━━━ EXCERPTED DATA ━━━
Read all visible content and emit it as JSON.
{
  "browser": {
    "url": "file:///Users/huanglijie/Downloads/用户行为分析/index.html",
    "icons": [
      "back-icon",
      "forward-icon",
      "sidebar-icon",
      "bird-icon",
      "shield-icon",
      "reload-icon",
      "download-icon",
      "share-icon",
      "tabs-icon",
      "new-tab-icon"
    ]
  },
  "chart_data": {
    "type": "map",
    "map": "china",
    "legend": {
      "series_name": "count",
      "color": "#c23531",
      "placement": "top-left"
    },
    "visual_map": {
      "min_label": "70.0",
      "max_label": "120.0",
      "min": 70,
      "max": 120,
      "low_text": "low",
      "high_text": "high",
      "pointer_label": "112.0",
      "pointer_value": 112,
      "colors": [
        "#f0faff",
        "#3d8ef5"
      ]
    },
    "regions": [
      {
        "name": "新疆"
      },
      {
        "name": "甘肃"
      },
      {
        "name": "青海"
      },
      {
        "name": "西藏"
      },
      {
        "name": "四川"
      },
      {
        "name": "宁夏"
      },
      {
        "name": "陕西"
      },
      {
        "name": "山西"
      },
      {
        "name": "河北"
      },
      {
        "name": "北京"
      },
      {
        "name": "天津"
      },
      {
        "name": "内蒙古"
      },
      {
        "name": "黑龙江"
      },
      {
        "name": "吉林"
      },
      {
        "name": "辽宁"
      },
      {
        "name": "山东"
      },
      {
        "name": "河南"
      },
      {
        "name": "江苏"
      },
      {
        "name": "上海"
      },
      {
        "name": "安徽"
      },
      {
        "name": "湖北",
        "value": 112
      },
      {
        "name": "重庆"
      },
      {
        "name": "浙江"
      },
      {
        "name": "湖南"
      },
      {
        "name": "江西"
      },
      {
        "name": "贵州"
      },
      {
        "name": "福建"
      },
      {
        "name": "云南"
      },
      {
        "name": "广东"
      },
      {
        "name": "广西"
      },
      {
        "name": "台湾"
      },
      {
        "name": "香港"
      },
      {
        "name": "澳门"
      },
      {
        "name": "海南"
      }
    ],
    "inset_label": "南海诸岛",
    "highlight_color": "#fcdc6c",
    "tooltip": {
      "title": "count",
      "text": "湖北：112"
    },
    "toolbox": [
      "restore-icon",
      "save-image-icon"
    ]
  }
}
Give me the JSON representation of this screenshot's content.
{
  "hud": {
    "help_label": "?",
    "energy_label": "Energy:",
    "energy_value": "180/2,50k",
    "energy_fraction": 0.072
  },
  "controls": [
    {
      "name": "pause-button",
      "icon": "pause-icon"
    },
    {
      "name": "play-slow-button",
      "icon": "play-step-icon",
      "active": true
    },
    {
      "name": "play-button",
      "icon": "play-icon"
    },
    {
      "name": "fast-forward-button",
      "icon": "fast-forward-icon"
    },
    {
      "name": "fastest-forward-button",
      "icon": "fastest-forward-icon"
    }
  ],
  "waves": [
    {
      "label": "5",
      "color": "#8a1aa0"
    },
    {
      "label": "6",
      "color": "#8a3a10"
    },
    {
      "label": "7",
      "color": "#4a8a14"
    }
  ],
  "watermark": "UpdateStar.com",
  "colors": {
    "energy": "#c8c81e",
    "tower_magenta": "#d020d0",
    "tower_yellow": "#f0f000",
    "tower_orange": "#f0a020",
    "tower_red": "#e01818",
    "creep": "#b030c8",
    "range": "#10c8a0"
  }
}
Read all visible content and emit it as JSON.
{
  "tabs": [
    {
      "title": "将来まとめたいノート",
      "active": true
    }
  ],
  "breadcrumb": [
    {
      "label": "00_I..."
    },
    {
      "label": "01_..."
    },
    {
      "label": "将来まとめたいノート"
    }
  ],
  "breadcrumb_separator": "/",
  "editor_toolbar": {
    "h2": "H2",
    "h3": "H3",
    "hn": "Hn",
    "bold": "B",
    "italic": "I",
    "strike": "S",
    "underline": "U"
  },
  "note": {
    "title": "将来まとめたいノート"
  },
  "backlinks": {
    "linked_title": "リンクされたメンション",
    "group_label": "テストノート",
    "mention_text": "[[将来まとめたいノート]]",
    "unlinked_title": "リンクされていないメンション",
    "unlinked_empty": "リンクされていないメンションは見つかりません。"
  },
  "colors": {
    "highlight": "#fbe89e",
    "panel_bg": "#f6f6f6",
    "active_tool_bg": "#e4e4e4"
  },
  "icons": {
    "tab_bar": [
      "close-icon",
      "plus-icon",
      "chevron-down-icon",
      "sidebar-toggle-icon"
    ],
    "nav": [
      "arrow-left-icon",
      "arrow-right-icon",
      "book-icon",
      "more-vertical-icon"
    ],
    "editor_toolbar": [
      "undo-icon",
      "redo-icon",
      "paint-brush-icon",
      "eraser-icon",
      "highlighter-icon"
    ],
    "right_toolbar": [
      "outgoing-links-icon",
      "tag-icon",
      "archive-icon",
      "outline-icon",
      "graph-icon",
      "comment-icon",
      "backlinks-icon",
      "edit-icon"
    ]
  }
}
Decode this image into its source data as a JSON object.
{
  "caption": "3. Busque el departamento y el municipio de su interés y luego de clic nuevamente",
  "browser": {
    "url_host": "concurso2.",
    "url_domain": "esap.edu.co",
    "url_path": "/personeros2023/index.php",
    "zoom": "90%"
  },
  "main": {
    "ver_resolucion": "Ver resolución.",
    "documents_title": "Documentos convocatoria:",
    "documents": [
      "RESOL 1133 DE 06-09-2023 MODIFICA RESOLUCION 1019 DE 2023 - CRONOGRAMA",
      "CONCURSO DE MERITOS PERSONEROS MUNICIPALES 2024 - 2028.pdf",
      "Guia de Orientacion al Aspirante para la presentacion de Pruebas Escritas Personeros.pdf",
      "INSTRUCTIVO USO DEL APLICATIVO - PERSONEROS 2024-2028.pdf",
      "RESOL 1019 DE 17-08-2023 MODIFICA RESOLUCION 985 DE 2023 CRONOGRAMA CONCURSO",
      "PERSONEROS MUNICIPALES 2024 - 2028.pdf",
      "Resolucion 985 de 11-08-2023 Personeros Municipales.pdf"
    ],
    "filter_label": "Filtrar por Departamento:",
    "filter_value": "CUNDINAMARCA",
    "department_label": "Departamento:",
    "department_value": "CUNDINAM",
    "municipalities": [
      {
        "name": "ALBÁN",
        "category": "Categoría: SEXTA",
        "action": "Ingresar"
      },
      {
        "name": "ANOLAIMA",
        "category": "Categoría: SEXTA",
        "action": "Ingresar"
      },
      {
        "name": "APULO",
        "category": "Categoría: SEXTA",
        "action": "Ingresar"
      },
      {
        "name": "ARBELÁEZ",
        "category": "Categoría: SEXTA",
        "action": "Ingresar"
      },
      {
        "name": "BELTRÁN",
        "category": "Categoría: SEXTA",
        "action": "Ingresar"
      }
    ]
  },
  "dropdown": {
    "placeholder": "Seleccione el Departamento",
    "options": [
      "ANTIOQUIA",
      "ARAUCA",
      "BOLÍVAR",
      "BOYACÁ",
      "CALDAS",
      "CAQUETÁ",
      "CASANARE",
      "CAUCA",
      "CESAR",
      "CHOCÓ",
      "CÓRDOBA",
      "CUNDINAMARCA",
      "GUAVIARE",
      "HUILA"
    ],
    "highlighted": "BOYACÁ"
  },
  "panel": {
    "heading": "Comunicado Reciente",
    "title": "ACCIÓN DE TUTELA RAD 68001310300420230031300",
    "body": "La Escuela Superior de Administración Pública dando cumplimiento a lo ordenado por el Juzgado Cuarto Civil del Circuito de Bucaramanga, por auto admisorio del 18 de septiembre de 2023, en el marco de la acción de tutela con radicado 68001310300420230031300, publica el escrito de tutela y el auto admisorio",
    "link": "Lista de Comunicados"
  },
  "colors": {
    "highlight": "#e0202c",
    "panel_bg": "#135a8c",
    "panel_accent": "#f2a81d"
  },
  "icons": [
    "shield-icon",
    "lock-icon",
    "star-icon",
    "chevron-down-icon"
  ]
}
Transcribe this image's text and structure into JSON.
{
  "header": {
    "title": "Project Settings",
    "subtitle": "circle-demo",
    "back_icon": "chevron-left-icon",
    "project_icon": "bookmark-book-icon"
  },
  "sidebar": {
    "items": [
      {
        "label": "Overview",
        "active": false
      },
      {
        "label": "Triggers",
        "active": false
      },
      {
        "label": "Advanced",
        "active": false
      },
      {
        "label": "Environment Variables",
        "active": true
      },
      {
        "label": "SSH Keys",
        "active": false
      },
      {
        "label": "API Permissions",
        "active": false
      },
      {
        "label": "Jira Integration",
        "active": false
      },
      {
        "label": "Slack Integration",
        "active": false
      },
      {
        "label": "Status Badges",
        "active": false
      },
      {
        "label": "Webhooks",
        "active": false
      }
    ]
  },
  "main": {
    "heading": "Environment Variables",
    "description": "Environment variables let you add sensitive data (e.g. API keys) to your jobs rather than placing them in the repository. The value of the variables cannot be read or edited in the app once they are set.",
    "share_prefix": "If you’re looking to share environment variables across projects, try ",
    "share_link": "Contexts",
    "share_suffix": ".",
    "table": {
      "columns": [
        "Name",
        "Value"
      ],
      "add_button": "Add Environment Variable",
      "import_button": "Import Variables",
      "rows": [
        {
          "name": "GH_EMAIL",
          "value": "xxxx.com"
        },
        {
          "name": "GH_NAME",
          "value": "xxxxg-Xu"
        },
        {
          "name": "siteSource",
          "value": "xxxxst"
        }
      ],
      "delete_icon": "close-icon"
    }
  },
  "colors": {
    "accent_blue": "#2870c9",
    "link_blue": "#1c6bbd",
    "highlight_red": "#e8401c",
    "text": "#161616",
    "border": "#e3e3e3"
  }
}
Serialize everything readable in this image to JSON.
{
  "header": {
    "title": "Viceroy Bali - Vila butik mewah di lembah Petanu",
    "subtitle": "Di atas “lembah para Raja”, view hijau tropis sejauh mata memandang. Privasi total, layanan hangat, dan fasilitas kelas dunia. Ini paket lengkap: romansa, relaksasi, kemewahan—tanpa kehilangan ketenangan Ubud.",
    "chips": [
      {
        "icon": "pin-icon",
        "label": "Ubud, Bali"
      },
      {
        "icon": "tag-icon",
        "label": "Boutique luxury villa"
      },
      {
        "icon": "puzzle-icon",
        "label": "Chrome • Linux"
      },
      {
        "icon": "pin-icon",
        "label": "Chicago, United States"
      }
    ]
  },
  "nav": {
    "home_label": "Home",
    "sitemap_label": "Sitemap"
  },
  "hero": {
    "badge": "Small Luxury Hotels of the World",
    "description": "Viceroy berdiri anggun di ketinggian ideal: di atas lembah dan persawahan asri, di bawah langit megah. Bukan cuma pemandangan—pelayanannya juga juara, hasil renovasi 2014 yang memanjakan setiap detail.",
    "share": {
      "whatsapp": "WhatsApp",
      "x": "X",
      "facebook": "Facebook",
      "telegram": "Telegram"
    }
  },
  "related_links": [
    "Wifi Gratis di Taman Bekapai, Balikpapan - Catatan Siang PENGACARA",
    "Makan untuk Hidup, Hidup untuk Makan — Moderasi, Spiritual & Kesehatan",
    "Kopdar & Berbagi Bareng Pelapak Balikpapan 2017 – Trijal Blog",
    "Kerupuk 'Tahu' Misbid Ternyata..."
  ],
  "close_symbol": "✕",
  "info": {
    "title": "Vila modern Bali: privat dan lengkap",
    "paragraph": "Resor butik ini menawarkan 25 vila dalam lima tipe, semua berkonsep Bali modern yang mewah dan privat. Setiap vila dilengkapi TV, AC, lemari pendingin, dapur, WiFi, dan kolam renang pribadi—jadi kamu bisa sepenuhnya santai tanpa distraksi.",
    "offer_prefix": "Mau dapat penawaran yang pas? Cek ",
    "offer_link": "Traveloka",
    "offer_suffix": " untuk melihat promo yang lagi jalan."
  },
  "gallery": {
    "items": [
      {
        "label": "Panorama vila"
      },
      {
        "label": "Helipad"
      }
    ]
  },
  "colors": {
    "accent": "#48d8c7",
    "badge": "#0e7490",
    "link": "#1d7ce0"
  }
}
━━━
**STATED TASK:** Select every line where the word "JSON" occurs.

**EXERCISE RESULT:**
Read all visible content and emit it as JSON.
Give me the JSON representation of this screenshot's content.
Read all visible content and emit it as JSON.
Decode this image into its source data as a JSON object.
Transcribe this image's text and structure into JSON.
Serialize everything readable in this image to JSON.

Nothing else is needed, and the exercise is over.